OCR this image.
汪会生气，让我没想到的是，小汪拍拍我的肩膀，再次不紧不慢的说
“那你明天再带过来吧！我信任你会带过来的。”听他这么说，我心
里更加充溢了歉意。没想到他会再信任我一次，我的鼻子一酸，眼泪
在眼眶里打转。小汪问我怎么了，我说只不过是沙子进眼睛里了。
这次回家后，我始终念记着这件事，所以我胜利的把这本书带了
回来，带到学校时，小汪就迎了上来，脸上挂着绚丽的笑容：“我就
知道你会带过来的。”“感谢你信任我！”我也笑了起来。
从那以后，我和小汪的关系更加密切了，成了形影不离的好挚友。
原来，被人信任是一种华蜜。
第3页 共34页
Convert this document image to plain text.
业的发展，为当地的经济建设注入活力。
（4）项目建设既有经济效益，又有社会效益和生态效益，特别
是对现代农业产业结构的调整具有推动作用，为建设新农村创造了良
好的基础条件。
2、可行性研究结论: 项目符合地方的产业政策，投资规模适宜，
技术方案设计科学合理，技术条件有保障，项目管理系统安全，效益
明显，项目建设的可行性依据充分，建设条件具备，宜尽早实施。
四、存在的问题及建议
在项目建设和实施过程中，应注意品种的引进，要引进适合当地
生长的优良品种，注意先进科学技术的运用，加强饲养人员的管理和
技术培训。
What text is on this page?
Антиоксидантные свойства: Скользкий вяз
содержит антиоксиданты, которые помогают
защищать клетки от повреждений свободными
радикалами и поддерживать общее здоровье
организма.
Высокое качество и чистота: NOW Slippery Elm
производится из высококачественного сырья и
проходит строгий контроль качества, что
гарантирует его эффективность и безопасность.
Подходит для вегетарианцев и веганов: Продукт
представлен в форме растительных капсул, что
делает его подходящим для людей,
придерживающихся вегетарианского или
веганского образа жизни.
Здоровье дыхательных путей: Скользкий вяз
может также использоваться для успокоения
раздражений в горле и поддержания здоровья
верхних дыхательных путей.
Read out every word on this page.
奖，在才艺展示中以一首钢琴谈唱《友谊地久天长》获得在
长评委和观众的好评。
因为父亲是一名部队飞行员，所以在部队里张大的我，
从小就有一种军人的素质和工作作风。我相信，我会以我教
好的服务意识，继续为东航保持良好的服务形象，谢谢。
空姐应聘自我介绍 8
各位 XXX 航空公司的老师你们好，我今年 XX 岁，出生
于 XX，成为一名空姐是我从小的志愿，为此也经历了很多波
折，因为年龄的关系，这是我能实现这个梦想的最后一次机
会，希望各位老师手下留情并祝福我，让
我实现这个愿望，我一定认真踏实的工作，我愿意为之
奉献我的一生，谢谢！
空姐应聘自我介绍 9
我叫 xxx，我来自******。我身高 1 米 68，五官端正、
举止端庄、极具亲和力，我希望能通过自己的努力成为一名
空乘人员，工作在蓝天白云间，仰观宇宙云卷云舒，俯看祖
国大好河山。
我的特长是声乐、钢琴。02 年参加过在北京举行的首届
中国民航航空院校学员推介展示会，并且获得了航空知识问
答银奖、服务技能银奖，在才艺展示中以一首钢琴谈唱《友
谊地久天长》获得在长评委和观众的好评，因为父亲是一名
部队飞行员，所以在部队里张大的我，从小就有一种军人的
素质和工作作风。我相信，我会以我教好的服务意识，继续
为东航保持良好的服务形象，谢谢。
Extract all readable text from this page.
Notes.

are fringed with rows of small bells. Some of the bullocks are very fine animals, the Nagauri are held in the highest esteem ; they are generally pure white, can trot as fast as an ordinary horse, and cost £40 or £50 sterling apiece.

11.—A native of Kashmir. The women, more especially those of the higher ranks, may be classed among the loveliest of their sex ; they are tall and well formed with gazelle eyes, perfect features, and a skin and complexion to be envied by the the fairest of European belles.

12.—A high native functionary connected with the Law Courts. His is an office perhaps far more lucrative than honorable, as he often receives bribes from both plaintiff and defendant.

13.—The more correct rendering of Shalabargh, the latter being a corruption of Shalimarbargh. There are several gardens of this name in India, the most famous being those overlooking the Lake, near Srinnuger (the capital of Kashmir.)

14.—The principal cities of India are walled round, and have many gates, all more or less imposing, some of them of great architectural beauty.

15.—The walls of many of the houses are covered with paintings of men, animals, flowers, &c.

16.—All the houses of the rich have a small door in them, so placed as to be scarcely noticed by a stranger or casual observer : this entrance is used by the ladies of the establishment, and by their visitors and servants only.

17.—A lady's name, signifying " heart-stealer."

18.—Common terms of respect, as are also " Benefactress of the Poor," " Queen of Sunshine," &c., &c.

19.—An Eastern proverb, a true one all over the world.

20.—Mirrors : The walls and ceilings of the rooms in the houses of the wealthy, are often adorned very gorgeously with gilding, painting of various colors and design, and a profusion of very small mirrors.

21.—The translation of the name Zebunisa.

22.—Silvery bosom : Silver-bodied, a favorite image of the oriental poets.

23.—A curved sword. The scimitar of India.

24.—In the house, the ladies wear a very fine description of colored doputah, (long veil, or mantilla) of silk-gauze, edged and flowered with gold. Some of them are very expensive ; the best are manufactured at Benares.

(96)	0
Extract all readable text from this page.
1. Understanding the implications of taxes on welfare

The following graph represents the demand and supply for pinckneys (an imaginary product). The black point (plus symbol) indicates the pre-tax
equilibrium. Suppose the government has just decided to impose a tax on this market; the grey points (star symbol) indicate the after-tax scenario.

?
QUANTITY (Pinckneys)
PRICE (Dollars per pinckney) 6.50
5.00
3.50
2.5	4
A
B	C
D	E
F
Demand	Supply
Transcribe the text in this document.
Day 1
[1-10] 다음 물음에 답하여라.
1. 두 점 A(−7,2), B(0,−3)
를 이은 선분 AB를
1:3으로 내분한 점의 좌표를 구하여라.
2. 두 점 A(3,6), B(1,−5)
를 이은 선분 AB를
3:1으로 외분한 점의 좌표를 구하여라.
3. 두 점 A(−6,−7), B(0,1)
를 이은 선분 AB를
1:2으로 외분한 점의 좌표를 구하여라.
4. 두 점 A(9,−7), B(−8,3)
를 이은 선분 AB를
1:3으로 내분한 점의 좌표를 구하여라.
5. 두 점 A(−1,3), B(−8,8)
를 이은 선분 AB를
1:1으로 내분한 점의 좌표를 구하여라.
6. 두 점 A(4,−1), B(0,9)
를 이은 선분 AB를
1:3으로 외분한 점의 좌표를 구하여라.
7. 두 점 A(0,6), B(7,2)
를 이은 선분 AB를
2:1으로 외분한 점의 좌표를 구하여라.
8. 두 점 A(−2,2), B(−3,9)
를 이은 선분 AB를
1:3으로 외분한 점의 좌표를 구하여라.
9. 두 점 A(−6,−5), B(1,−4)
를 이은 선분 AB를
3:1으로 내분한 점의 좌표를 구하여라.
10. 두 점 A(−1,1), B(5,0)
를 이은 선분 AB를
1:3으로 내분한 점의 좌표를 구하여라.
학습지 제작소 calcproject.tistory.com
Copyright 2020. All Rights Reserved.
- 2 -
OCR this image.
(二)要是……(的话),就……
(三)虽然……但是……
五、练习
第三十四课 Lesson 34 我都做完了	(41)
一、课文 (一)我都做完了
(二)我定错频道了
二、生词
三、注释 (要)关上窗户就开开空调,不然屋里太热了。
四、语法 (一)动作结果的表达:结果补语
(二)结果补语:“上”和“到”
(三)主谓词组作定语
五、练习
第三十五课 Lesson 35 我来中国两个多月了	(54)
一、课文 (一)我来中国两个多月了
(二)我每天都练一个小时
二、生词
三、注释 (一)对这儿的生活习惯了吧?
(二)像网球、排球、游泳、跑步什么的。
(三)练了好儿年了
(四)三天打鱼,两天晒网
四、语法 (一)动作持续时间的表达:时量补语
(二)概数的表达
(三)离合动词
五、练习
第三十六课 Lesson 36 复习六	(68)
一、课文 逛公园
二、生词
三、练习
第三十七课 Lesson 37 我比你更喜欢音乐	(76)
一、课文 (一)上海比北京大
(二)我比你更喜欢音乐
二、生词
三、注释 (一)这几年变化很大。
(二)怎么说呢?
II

···

**Instructions for the task:**
What is the number of lines holding the word "text"? State it alone.

**Exercise response:**
5